- [WHAT YOU WILL DO]:
Make an exact copy of all the entries, with the pictures left out.

=-=-=-=-=

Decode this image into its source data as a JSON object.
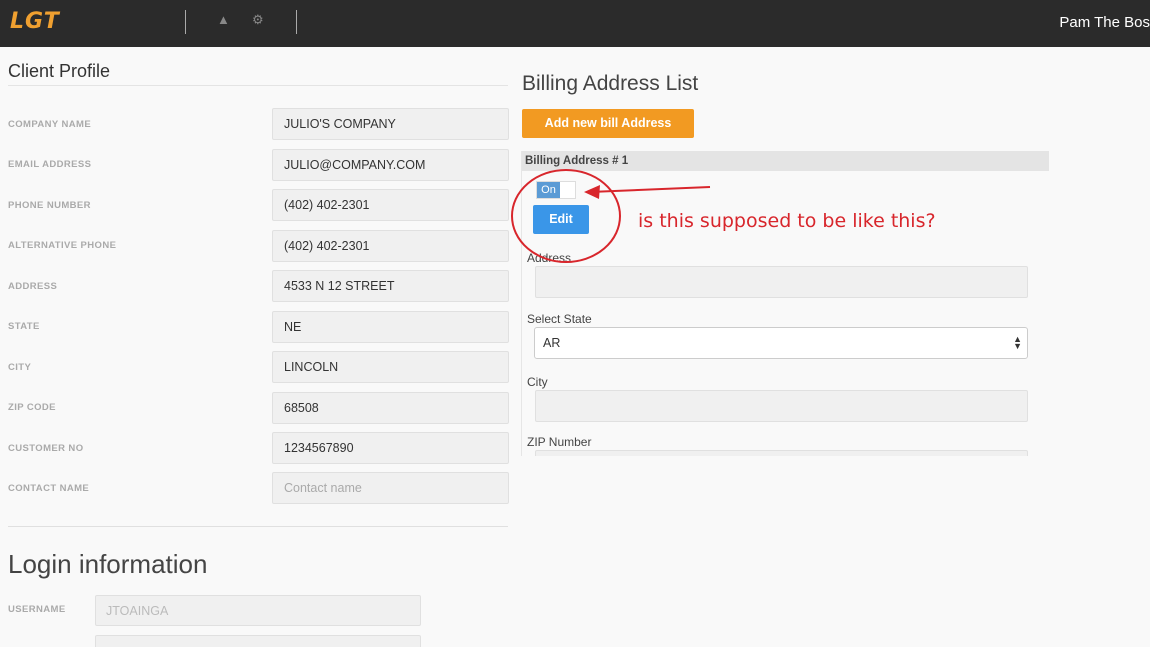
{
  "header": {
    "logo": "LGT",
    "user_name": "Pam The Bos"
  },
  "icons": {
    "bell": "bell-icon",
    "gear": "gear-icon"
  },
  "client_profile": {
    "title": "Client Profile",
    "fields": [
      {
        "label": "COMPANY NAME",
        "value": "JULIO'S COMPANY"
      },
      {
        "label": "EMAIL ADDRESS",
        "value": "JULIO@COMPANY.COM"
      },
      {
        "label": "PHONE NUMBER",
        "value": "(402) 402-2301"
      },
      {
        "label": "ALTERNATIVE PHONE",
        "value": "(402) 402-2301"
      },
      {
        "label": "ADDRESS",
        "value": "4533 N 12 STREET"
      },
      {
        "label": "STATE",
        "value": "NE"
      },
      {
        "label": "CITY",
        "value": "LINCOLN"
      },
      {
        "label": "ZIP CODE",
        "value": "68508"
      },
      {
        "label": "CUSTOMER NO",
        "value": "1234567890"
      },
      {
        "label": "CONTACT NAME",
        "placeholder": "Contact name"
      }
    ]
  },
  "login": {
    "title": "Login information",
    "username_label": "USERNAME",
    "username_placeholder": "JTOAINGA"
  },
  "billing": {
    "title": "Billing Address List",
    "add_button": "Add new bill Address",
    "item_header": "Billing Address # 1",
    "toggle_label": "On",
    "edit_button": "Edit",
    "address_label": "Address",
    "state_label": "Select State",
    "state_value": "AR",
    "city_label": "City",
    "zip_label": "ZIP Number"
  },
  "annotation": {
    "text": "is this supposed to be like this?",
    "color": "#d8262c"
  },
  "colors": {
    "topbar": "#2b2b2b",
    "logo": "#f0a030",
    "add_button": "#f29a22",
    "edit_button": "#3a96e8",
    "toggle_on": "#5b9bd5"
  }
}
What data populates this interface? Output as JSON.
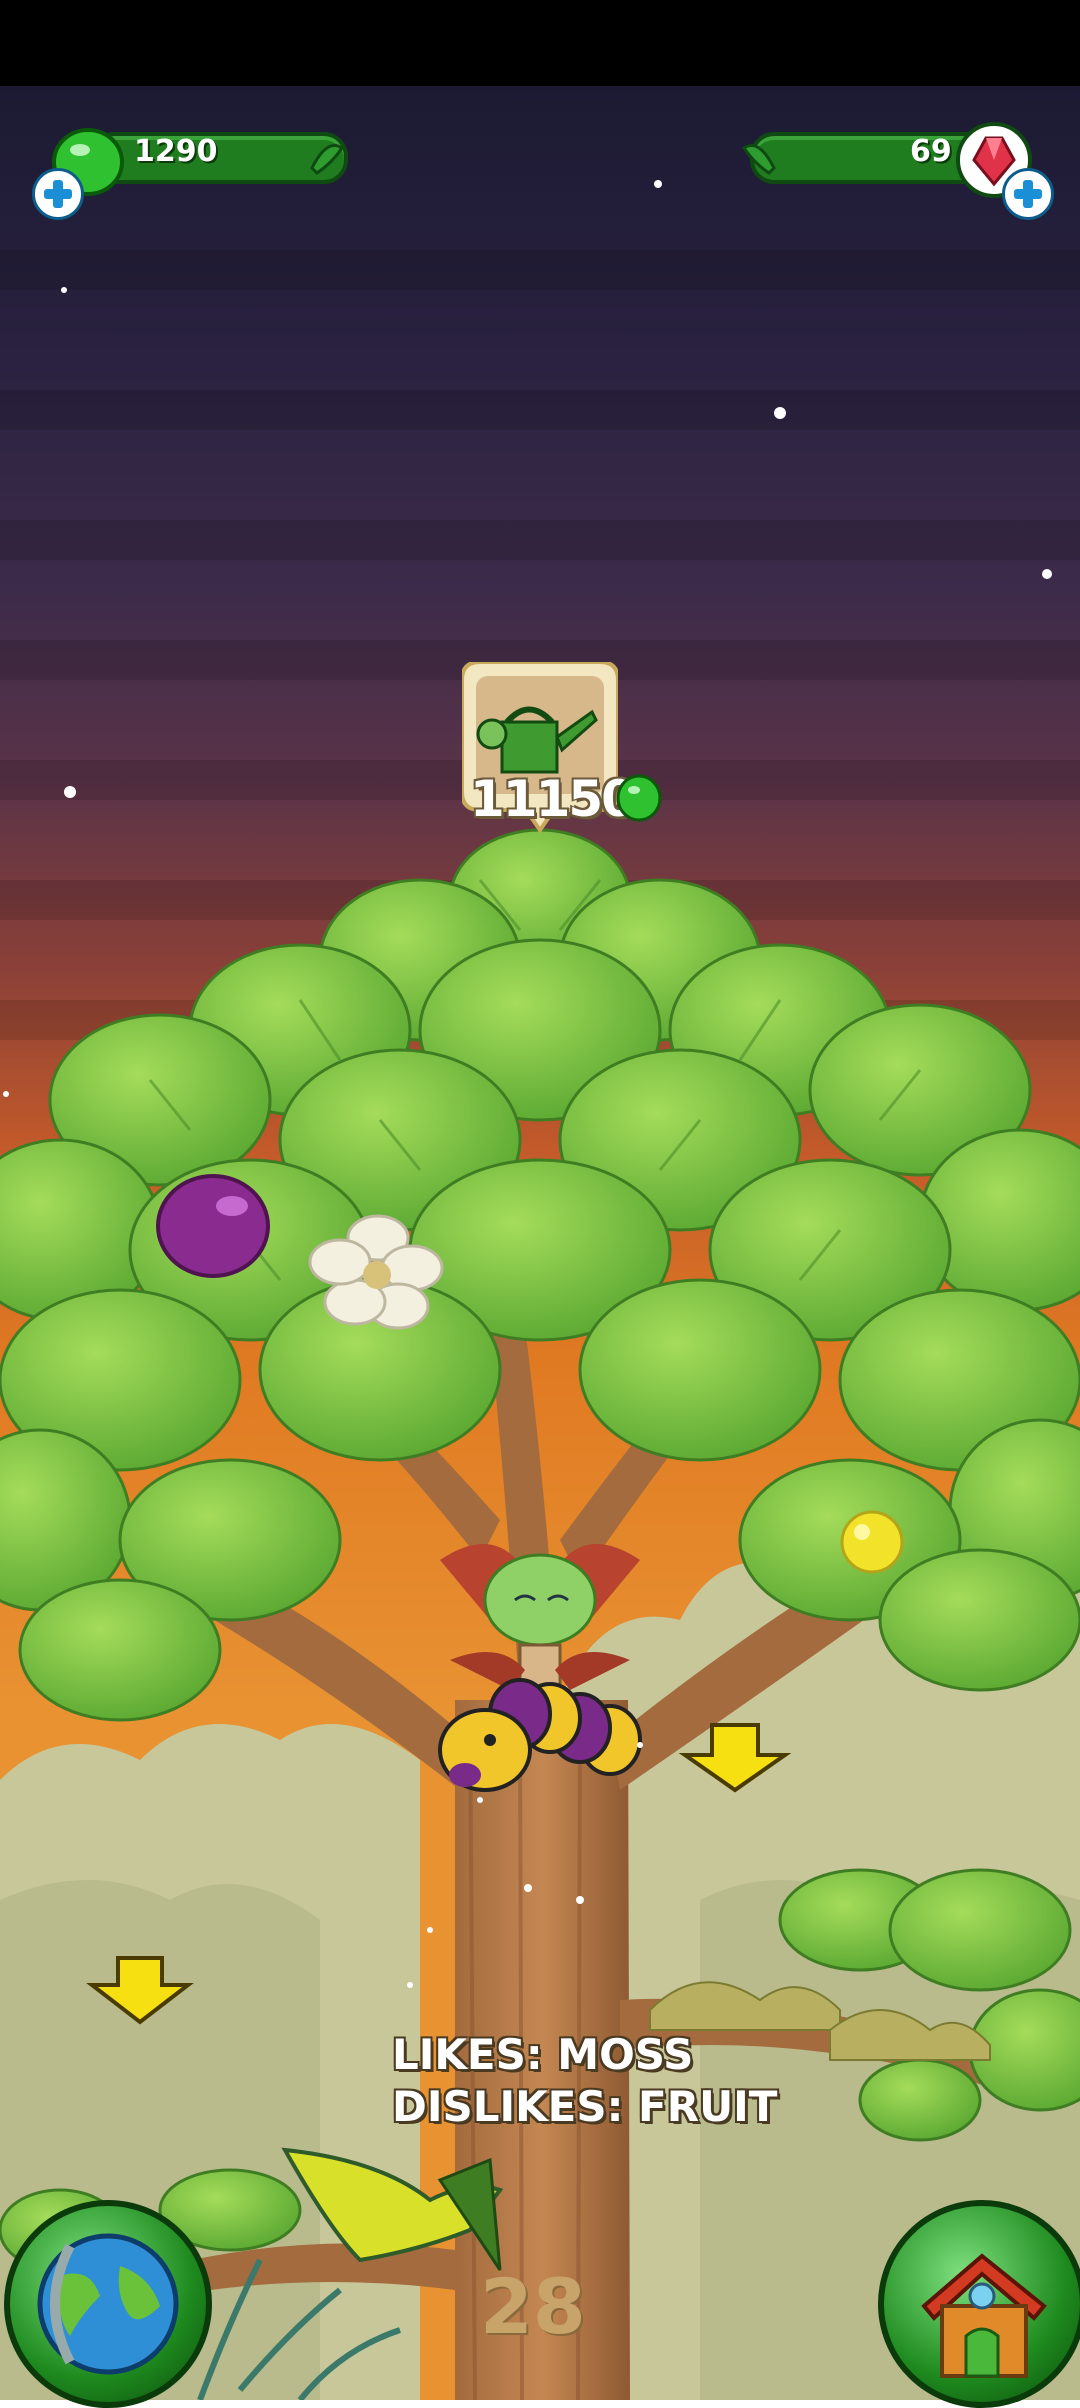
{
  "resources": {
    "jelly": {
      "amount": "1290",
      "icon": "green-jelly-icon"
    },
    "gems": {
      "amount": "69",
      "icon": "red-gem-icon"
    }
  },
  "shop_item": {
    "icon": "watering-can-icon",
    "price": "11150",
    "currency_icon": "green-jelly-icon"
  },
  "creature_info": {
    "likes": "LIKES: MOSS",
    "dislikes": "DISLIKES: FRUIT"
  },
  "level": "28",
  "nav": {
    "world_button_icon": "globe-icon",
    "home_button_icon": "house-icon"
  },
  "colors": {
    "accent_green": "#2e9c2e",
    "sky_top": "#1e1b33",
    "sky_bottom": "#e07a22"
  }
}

=-=-=-=-=

- [WRITTEN ANSWER]:
Decode this image into its source data as a JSON object.
{
  "header": {
    "logo": "LGT",
    "user_name": "Pam The Bos"
  },
  "icons": {
    "bell": "bell-icon",
    "gear": "gear-icon"
  },
  "client_profile": {
    "title": "Client Profile",
    "fields": [
      {
        "label": "COMPANY NAME",
        "value": "JULIO'S COMPANY"
      },
      {
        "label": "EMAIL ADDRESS",
        "value": "JULIO@COMPANY.COM"
      },
      {
        "label": "PHONE NUMBER",
        "value": "(402) 402-2301"
      },
      {
        "label": "ALTERNATIVE PHONE",
        "value": "(402) 402-2301"
      },
      {
        "label": "ADDRESS",
        "value": "4533 N 12 STREET"
      },
      {
        "label": "STATE",
        "value": "NE"
      },
      {
        "label": "CITY",
        "value": "LINCOLN"
      },
      {
        "label": "ZIP CODE",
        "value": "68508"
      },
      {
        "label": "CUSTOMER NO",
        "value": "1234567890"
      },
      {
        "label": "CONTACT NAME",
        "placeholder": "Contact name"
      }
    ]
  },
  "login": {
    "title": "Login information",
    "username_label": "USERNAME",
    "username_placeholder": "JTOAINGA"
  },
  "billing": {
    "title": "Billing Address List",
    "add_button": "Add new bill Address",
    "item_header": "Billing Address # 1",
    "toggle_label": "On",
    "edit_button": "Edit",
    "address_label": "Address",
    "state_label": "Select State",
    "state_value": "AR",
    "city_label": "City",
    "zip_label": "ZIP Number"
  },
  "annotation": {
    "text": "is this supposed to be like this?",
    "color": "#d8262c"
  },
  "colors": {
    "topbar": "#2b2b2b",
    "logo": "#f0a030",
    "add_button": "#f29a22",
    "edit_button": "#3a96e8",
    "toggle_on": "#5b9bd5"
  }
}
What data populates this interface? Output as JSON.
{
  "resources": {
    "jelly": {
      "amount": "1290",
      "icon": "green-jelly-icon"
    },
    "gems": {
      "amount": "69",
      "icon": "red-gem-icon"
    }
  },
  "shop_item": {
    "icon": "watering-can-icon",
    "price": "11150",
    "currency_icon": "green-jelly-icon"
  },
  "creature_info": {
    "likes": "LIKES: MOSS",
    "dislikes": "DISLIKES: FRUIT"
  },
  "level": "28",
  "nav": {
    "world_button_icon": "globe-icon",
    "home_button_icon": "house-icon"
  },
  "colors": {
    "accent_green": "#2e9c2e",
    "sky_top": "#1e1b33",
    "sky_bottom": "#e07a22"
  }
}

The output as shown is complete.